▸ Task details
Copy out the listing that follows, exactly, without its pictures.
[Start]
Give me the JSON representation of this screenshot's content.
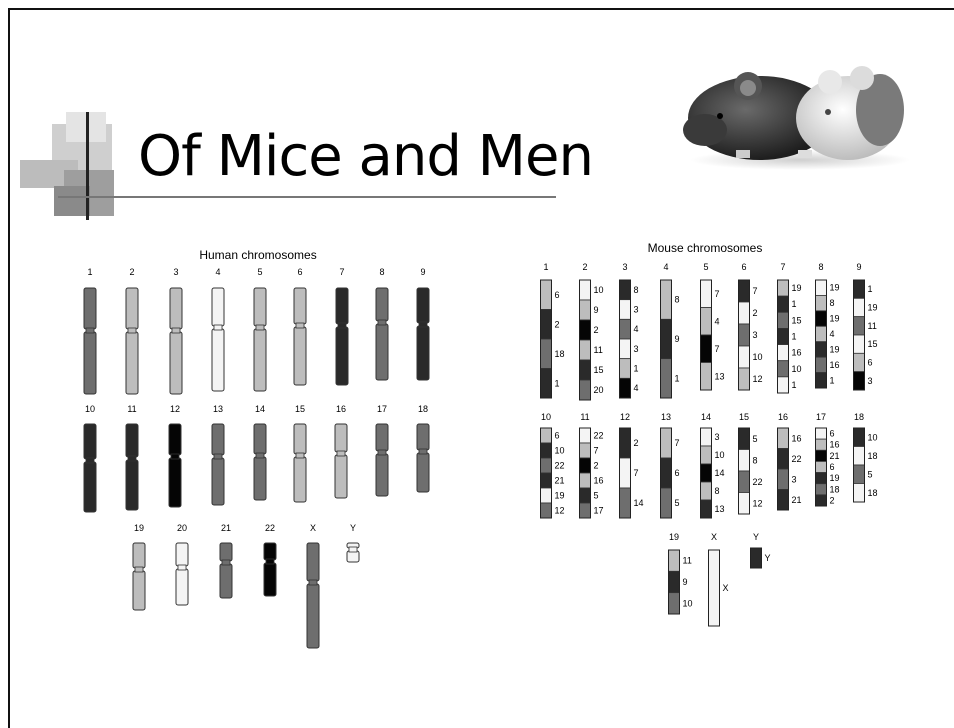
{
  "slide": {
    "title": "Of Mice and Men"
  },
  "image": {
    "icon": "mice-photo",
    "description": ""
  },
  "human": {
    "title": "Human chromosomes",
    "rows": [
      [
        "1",
        "2",
        "3",
        "4",
        "5",
        "6",
        "7",
        "8",
        "9"
      ],
      [
        "10",
        "11",
        "12",
        "13",
        "14",
        "15",
        "16",
        "17",
        "18"
      ],
      [
        "19",
        "20",
        "21",
        "22",
        "X",
        "Y"
      ]
    ]
  },
  "mouse": {
    "title": "Mouse chromosomes",
    "chromosomes": [
      {
        "id": "1",
        "labels": [
          "6",
          "2",
          "18",
          "1"
        ]
      },
      {
        "id": "2",
        "labels": [
          "10",
          "9",
          "2",
          "11",
          "15",
          "20"
        ]
      },
      {
        "id": "3",
        "labels": [
          "8",
          "3",
          "4",
          "3",
          "1",
          "4"
        ]
      },
      {
        "id": "4",
        "labels": [
          "8",
          "9",
          "1"
        ]
      },
      {
        "id": "5",
        "labels": [
          "7",
          "4",
          "7",
          "13"
        ]
      },
      {
        "id": "6",
        "labels": [
          "7",
          "2",
          "3",
          "10",
          "12"
        ]
      },
      {
        "id": "7",
        "labels": [
          "19",
          "1",
          "15",
          "1",
          "16",
          "10",
          "1"
        ]
      },
      {
        "id": "8",
        "labels": [
          "19",
          "8",
          "19",
          "4",
          "19",
          "16",
          "1"
        ]
      },
      {
        "id": "9",
        "labels": [
          "1",
          "19",
          "11",
          "15",
          "6",
          "3"
        ]
      },
      {
        "id": "10",
        "labels": [
          "6",
          "10",
          "22",
          "21",
          "19",
          "12"
        ]
      },
      {
        "id": "11",
        "labels": [
          "22",
          "7",
          "2",
          "16",
          "5",
          "17"
        ]
      },
      {
        "id": "12",
        "labels": [
          "2",
          "7",
          "14"
        ]
      },
      {
        "id": "13",
        "labels": [
          "7",
          "6",
          "5"
        ]
      },
      {
        "id": "14",
        "labels": [
          "3",
          "10",
          "14",
          "8",
          "13"
        ]
      },
      {
        "id": "15",
        "labels": [
          "5",
          "8",
          "22",
          "12"
        ]
      },
      {
        "id": "16",
        "labels": [
          "16",
          "22",
          "3",
          "21"
        ]
      },
      {
        "id": "17",
        "labels": [
          "6",
          "16",
          "21",
          "6",
          "19",
          "18",
          "2"
        ]
      },
      {
        "id": "18",
        "labels": [
          "10",
          "18",
          "5",
          "18"
        ]
      },
      {
        "id": "19",
        "labels": [
          "11",
          "9",
          "10"
        ]
      },
      {
        "id": "X",
        "labels": [
          "X"
        ]
      },
      {
        "id": "Y",
        "labels": [
          "Y"
        ]
      }
    ]
  },
  "colors": {
    "dark": "#2a2a2a",
    "mid": "#6e6e6e",
    "light": "#bdbdbd",
    "white": "#f4f4f4",
    "black": "#050505"
  }
}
[End]
▸ Exercise result
Give me the JSON representation of this screenshot's content.
{
  "slide": {
    "title": "Of Mice and Men"
  },
  "image": {
    "icon": "mice-photo",
    "description": ""
  },
  "human": {
    "title": "Human chromosomes",
    "rows": [
      [
        "1",
        "2",
        "3",
        "4",
        "5",
        "6",
        "7",
        "8",
        "9"
      ],
      [
        "10",
        "11",
        "12",
        "13",
        "14",
        "15",
        "16",
        "17",
        "18"
      ],
      [
        "19",
        "20",
        "21",
        "22",
        "X",
        "Y"
      ]
    ]
  },
  "mouse": {
    "title": "Mouse chromosomes",
    "chromosomes": [
      {
        "id": "1",
        "labels": [
          "6",
          "2",
          "18",
          "1"
        ]
      },
      {
        "id": "2",
        "labels": [
          "10",
          "9",
          "2",
          "11",
          "15",
          "20"
        ]
      },
      {
        "id": "3",
        "labels": [
          "8",
          "3",
          "4",
          "3",
          "1",
          "4"
        ]
      },
      {
        "id": "4",
        "labels": [
          "8",
          "9",
          "1"
        ]
      },
      {
        "id": "5",
        "labels": [
          "7",
          "4",
          "7",
          "13"
        ]
      },
      {
        "id": "6",
        "labels": [
          "7",
          "2",
          "3",
          "10",
          "12"
        ]
      },
      {
        "id": "7",
        "labels": [
          "19",
          "1",
          "15",
          "1",
          "16",
          "10",
          "1"
        ]
      },
      {
        "id": "8",
        "labels": [
          "19",
          "8",
          "19",
          "4",
          "19",
          "16",
          "1"
        ]
      },
      {
        "id": "9",
        "labels": [
          "1",
          "19",
          "11",
          "15",
          "6",
          "3"
        ]
      },
      {
        "id": "10",
        "labels": [
          "6",
          "10",
          "22",
          "21",
          "19",
          "12"
        ]
      },
      {
        "id": "11",
        "labels": [
          "22",
          "7",
          "2",
          "16",
          "5",
          "17"
        ]
      },
      {
        "id": "12",
        "labels": [
          "2",
          "7",
          "14"
        ]
      },
      {
        "id": "13",
        "labels": [
          "7",
          "6",
          "5"
        ]
      },
      {
        "id": "14",
        "labels": [
          "3",
          "10",
          "14",
          "8",
          "13"
        ]
      },
      {
        "id": "15",
        "labels": [
          "5",
          "8",
          "22",
          "12"
        ]
      },
      {
        "id": "16",
        "labels": [
          "16",
          "22",
          "3",
          "21"
        ]
      },
      {
        "id": "17",
        "labels": [
          "6",
          "16",
          "21",
          "6",
          "19",
          "18",
          "2"
        ]
      },
      {
        "id": "18",
        "labels": [
          "10",
          "18",
          "5",
          "18"
        ]
      },
      {
        "id": "19",
        "labels": [
          "11",
          "9",
          "10"
        ]
      },
      {
        "id": "X",
        "labels": [
          "X"
        ]
      },
      {
        "id": "Y",
        "labels": [
          "Y"
        ]
      }
    ]
  },
  "colors": {
    "dark": "#2a2a2a",
    "mid": "#6e6e6e",
    "light": "#bdbdbd",
    "white": "#f4f4f4",
    "black": "#050505"
  }
}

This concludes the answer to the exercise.